## TASK DETAILS
Images are not part of the copy; transcribe all the data exactly.

## Data listing
━━━
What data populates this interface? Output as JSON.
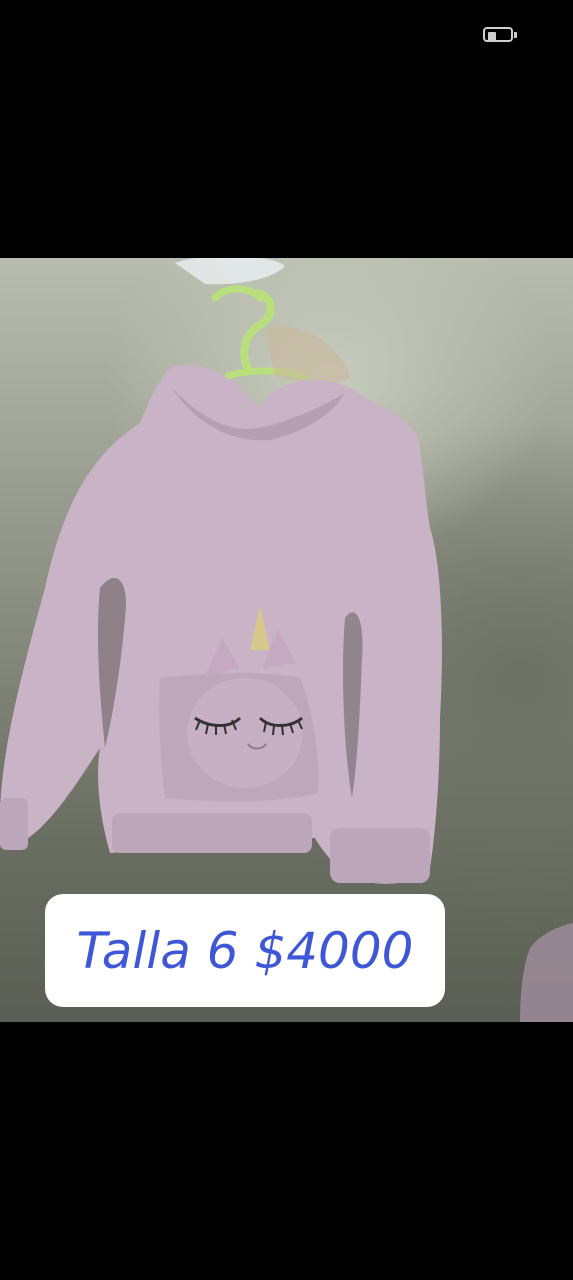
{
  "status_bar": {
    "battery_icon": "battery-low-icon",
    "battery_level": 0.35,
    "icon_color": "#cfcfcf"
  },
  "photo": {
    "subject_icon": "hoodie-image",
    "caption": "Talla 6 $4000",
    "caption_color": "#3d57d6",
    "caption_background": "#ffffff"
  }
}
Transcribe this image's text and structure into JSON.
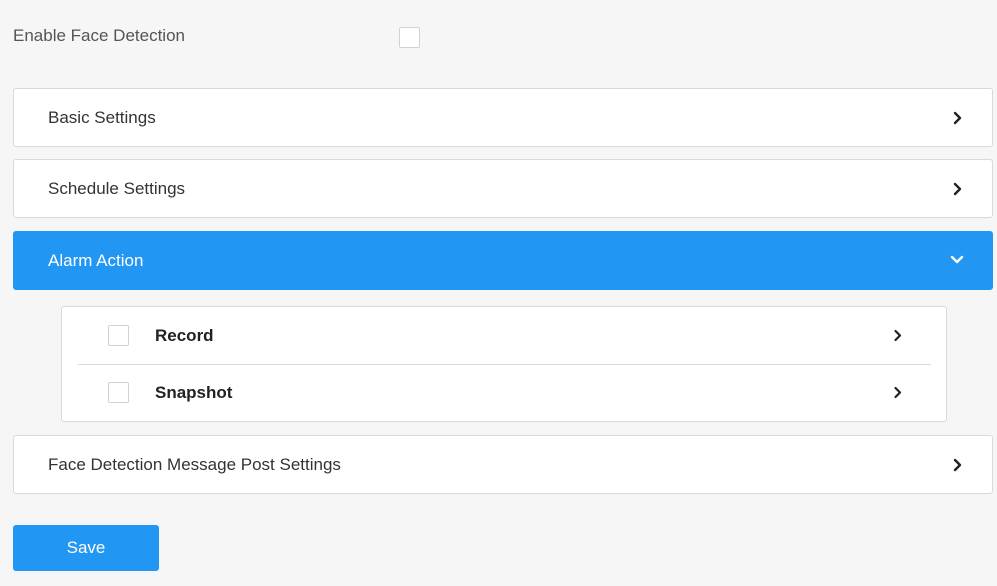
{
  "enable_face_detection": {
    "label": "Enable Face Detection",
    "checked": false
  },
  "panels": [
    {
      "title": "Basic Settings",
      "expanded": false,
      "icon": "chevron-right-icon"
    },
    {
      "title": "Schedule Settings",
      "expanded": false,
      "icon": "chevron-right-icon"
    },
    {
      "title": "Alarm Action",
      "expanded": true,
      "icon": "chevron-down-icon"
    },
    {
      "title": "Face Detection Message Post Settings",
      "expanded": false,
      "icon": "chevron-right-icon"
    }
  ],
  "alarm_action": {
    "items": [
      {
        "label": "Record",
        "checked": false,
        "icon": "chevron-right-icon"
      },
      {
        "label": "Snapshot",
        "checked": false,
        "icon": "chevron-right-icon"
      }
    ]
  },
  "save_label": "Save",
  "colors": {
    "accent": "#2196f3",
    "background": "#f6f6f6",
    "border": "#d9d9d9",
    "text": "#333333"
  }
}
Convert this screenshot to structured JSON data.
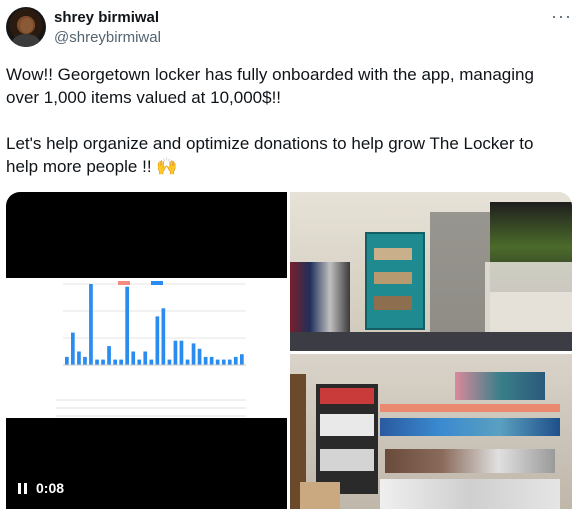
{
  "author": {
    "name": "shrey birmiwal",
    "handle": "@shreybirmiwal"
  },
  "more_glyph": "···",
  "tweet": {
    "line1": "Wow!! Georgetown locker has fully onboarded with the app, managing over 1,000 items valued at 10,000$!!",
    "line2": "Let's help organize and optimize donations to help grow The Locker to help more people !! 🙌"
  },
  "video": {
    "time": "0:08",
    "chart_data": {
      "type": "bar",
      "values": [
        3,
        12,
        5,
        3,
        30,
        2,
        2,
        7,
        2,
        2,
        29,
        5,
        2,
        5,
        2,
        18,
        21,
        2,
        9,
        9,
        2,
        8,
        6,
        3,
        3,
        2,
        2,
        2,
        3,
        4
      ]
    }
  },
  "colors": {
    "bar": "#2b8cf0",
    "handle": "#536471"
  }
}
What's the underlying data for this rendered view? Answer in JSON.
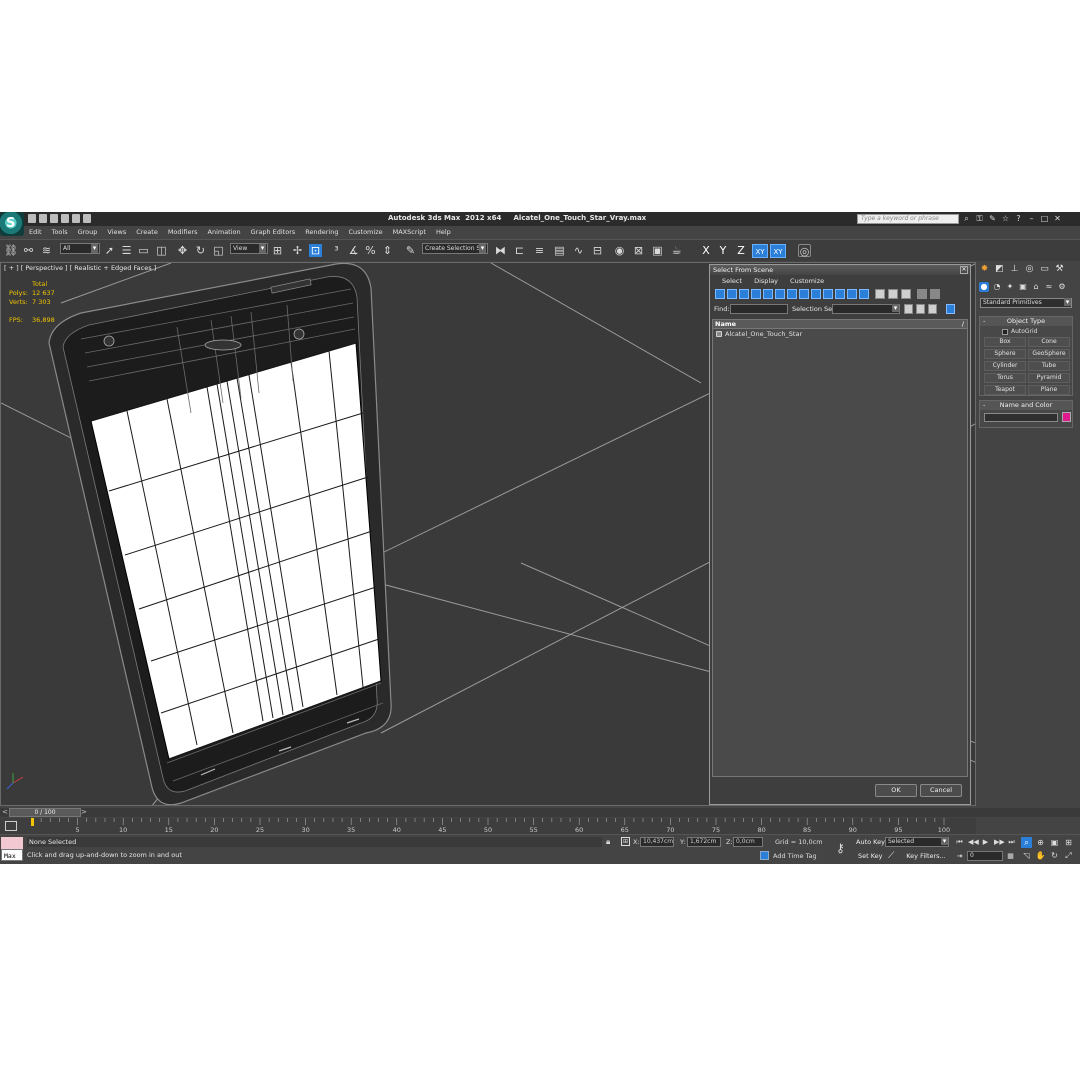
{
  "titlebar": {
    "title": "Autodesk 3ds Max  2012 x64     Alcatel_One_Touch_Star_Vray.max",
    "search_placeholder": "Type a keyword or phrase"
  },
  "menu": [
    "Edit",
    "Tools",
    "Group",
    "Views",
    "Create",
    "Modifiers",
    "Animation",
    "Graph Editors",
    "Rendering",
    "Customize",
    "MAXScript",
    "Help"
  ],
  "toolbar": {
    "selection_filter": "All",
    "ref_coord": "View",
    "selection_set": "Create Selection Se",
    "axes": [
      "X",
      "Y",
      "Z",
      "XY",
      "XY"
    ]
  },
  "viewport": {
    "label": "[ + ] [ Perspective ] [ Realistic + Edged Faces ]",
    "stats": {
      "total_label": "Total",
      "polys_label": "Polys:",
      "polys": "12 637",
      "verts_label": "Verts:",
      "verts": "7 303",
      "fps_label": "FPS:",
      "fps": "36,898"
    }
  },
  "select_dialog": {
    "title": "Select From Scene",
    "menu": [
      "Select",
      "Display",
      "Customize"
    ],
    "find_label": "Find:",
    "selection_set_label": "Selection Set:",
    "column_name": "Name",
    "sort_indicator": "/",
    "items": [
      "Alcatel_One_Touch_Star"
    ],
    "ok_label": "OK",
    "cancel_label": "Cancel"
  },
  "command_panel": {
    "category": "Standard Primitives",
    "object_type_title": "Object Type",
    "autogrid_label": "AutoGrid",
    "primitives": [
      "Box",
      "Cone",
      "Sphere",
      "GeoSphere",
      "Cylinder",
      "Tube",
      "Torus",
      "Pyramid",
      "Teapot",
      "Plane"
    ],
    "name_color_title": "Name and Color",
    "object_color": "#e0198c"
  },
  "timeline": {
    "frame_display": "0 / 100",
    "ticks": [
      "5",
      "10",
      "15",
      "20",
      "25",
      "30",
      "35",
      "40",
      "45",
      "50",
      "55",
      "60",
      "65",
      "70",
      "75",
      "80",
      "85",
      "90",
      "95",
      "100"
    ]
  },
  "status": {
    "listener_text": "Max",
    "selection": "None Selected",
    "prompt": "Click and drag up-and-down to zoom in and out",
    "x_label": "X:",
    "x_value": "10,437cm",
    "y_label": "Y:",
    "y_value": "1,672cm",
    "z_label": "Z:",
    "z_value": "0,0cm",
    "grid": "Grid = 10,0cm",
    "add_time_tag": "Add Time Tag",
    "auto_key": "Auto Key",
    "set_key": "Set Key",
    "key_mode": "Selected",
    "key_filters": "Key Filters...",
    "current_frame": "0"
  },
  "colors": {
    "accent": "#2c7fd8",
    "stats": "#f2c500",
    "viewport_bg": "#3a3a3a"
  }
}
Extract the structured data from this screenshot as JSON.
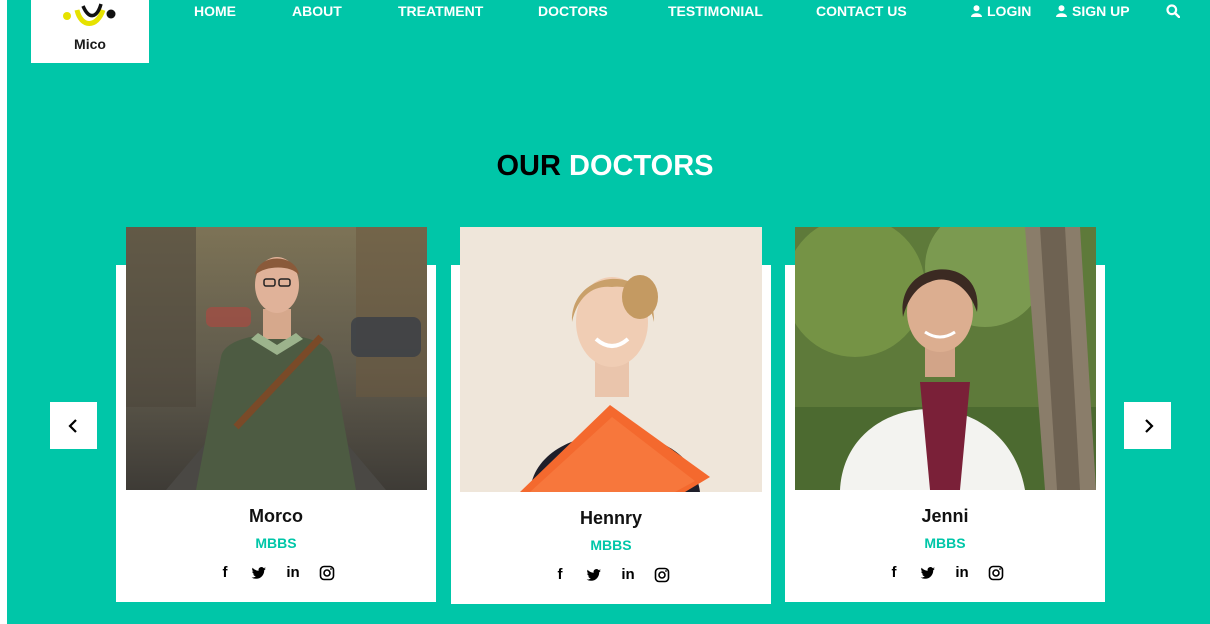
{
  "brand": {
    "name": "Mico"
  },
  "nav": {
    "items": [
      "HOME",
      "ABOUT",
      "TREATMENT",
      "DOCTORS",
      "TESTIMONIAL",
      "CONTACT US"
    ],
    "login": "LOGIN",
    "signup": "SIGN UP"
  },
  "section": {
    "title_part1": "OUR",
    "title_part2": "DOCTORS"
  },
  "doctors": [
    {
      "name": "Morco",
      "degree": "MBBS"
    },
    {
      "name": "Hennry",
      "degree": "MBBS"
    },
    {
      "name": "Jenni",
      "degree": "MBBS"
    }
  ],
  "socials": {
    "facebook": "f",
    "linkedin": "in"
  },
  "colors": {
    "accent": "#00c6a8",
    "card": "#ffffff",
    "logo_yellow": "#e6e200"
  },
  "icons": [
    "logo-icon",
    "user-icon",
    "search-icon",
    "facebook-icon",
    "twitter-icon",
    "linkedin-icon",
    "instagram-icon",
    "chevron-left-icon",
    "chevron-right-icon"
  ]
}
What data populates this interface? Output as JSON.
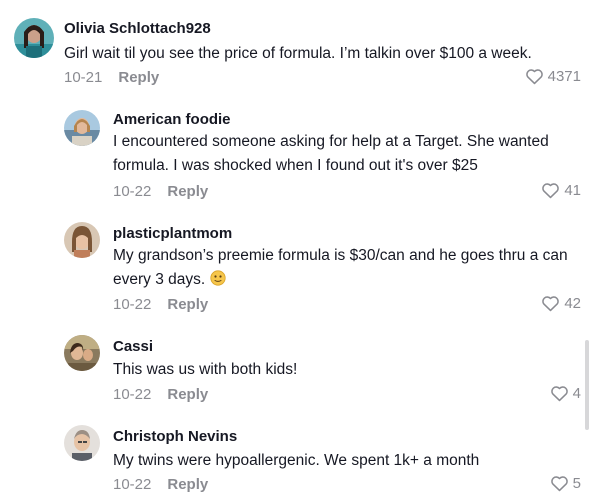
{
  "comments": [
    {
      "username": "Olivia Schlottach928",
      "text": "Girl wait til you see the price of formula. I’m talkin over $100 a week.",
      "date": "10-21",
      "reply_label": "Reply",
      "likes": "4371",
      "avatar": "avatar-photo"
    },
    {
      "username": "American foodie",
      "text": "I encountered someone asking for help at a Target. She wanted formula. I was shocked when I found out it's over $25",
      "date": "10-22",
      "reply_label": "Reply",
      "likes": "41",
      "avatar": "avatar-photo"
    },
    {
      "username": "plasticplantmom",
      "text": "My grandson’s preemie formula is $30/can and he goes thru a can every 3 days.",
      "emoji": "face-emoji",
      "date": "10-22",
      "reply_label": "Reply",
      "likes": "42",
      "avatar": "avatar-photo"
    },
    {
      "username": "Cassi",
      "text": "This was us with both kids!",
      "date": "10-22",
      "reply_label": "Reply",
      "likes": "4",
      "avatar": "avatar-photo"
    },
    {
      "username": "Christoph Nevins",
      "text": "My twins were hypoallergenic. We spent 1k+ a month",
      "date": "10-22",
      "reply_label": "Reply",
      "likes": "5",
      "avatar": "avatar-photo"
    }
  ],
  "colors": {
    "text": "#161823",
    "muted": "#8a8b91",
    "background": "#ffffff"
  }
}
━━━
## REPLY
What data populates this interface? Output as JSON.
{
  "status_bar": {
    "battery_icon": "battery-low-icon",
    "battery_level": 0.35,
    "icon_color": "#cfcfcf"
  },
  "photo": {
    "subject_icon": "hoodie-image",
    "caption": "Talla 6 $4000",
    "caption_color": "#3d57d6",
    "caption_background": "#ffffff"
  }
}
Transcribe this image's text and structure into JSON.
{
  "enable_face_detection": {
    "label": "Enable Face Detection",
    "checked": false
  },
  "panels": [
    {
      "title": "Basic Settings",
      "expanded": false,
      "icon": "chevron-right-icon"
    },
    {
      "title": "Schedule Settings",
      "expanded": false,
      "icon": "chevron-right-icon"
    },
    {
      "title": "Alarm Action",
      "expanded": true,
      "icon": "chevron-down-icon"
    },
    {
      "title": "Face Detection Message Post Settings",
      "expanded": false,
      "icon": "chevron-right-icon"
    }
  ],
  "alarm_action": {
    "items": [
      {
        "label": "Record",
        "checked": false,
        "icon": "chevron-right-icon"
      },
      {
        "label": "Snapshot",
        "checked": false,
        "icon": "chevron-right-icon"
      }
    ]
  },
  "save_label": "Save",
  "colors": {
    "accent": "#2196f3",
    "background": "#f6f6f6",
    "border": "#d9d9d9",
    "text": "#333333"
  }
}
Convert this screenshot to structured JSON data.
{
  "author": {
    "name": "shrey birmiwal",
    "handle": "@shreybirmiwal"
  },
  "more_glyph": "···",
  "tweet": {
    "line1": "Wow!! Georgetown locker has fully onboarded with the app, managing over 1,000 items valued at 10,000$!!",
    "line2": "Let's help organize and optimize donations to help grow The Locker to help more people !! 🙌"
  },
  "video": {
    "time": "0:08",
    "chart_data": {
      "type": "bar",
      "values": [
        3,
        12,
        5,
        3,
        30,
        2,
        2,
        7,
        2,
        2,
        29,
        5,
        2,
        5,
        2,
        18,
        21,
        2,
        9,
        9,
        2,
        8,
        6,
        3,
        3,
        2,
        2,
        2,
        3,
        4
      ]
    }
  },
  "colors": {
    "bar": "#2b8cf0",
    "handle": "#536471"
  }
}
What's the underlying data for this rendered view? Answer in JSON.
{
  "titlebar": {
    "title": "Autodesk 3ds Max  2012 x64     Alcatel_One_Touch_Star_Vray.max",
    "search_placeholder": "Type a keyword or phrase"
  },
  "menu": [
    "Edit",
    "Tools",
    "Group",
    "Views",
    "Create",
    "Modifiers",
    "Animation",
    "Graph Editors",
    "Rendering",
    "Customize",
    "MAXScript",
    "Help"
  ],
  "toolbar": {
    "selection_filter": "All",
    "ref_coord": "View",
    "selection_set": "Create Selection Se",
    "axes": [
      "X",
      "Y",
      "Z",
      "XY",
      "XY"
    ]
  },
  "viewport": {
    "label": "[ + ] [ Perspective ] [ Realistic + Edged Faces ]",
    "stats": {
      "total_label": "Total",
      "polys_label": "Polys:",
      "polys": "12 637",
      "verts_label": "Verts:",
      "verts": "7 303",
      "fps_label": "FPS:",
      "fps": "36,898"
    }
  },
  "select_dialog": {
    "title": "Select From Scene",
    "menu": [
      "Select",
      "Display",
      "Customize"
    ],
    "find_label": "Find:",
    "selection_set_label": "Selection Set:",
    "column_name": "Name",
    "sort_indicator": "/",
    "items": [
      "Alcatel_One_Touch_Star"
    ],
    "ok_label": "OK",
    "cancel_label": "Cancel"
  },
  "command_panel": {
    "category": "Standard Primitives",
    "object_type_title": "Object Type",
    "autogrid_label": "AutoGrid",
    "primitives": [
      "Box",
      "Cone",
      "Sphere",
      "GeoSphere",
      "Cylinder",
      "Tube",
      "Torus",
      "Pyramid",
      "Teapot",
      "Plane"
    ],
    "name_color_title": "Name and Color",
    "object_color": "#e0198c"
  },
  "timeline": {
    "frame_display": "0 / 100",
    "ticks": [
      "5",
      "10",
      "15",
      "20",
      "25",
      "30",
      "35",
      "40",
      "45",
      "50",
      "55",
      "60",
      "65",
      "70",
      "75",
      "80",
      "85",
      "90",
      "95",
      "100"
    ]
  },
  "status": {
    "listener_text": "Max",
    "selection": "None Selected",
    "prompt": "Click and drag up-and-down to zoom in and out",
    "x_label": "X:",
    "x_value": "10,437cm",
    "y_label": "Y:",
    "y_value": "1,672cm",
    "z_label": "Z:",
    "z_value": "0,0cm",
    "grid": "Grid = 10,0cm",
    "add_time_tag": "Add Time Tag",
    "auto_key": "Auto Key",
    "set_key": "Set Key",
    "key_mode": "Selected",
    "key_filters": "Key Filters...",
    "current_frame": "0"
  },
  "colors": {
    "accent": "#2c7fd8",
    "stats": "#f2c500",
    "viewport_bg": "#3a3a3a"
  }
}
Extract the structured data from this screenshot as JSON.
{
  "brand": {
    "name": "Mico"
  },
  "nav": {
    "items": [
      "HOME",
      "ABOUT",
      "TREATMENT",
      "DOCTORS",
      "TESTIMONIAL",
      "CONTACT US"
    ],
    "login": "LOGIN",
    "signup": "SIGN UP"
  },
  "section": {
    "title_part1": "OUR",
    "title_part2": "DOCTORS"
  },
  "doctors": [
    {
      "name": "Morco",
      "degree": "MBBS"
    },
    {
      "name": "Hennry",
      "degree": "MBBS"
    },
    {
      "name": "Jenni",
      "degree": "MBBS"
    }
  ],
  "socials": {
    "facebook": "f",
    "linkedin": "in"
  },
  "colors": {
    "accent": "#00c6a8",
    "card": "#ffffff",
    "logo_yellow": "#e6e200"
  },
  "icons": [
    "logo-icon",
    "user-icon",
    "search-icon",
    "facebook-icon",
    "twitter-icon",
    "linkedin-icon",
    "instagram-icon",
    "chevron-left-icon",
    "chevron-right-icon"
  ]
}
What data populates this interface? Output as JSON.
{
  "comments": [
    {
      "username": "Olivia Schlottach928",
      "text": "Girl wait til you see the price of formula. I’m talkin over $100 a week.",
      "date": "10-21",
      "reply_label": "Reply",
      "likes": "4371",
      "avatar": "avatar-photo"
    },
    {
      "username": "American foodie",
      "text": "I encountered someone asking for help at a Target. She wanted formula. I was shocked when I found out it's over $25",
      "date": "10-22",
      "reply_label": "Reply",
      "likes": "41",
      "avatar": "avatar-photo"
    },
    {
      "username": "plasticplantmom",
      "text": "My grandson’s preemie formula is $30/can and he goes thru a can every 3 days.",
      "emoji": "face-emoji",
      "date": "10-22",
      "reply_label": "Reply",
      "likes": "42",
      "avatar": "avatar-photo"
    },
    {
      "username": "Cassi",
      "text": "This was us with both kids!",
      "date": "10-22",
      "reply_label": "Reply",
      "likes": "4",
      "avatar": "avatar-photo"
    },
    {
      "username": "Christoph Nevins",
      "text": "My twins were hypoallergenic. We spent 1k+ a month",
      "date": "10-22",
      "reply_label": "Reply",
      "likes": "5",
      "avatar": "avatar-photo"
    }
  ],
  "colors": {
    "text": "#161823",
    "muted": "#8a8b91",
    "background": "#ffffff"
  }
}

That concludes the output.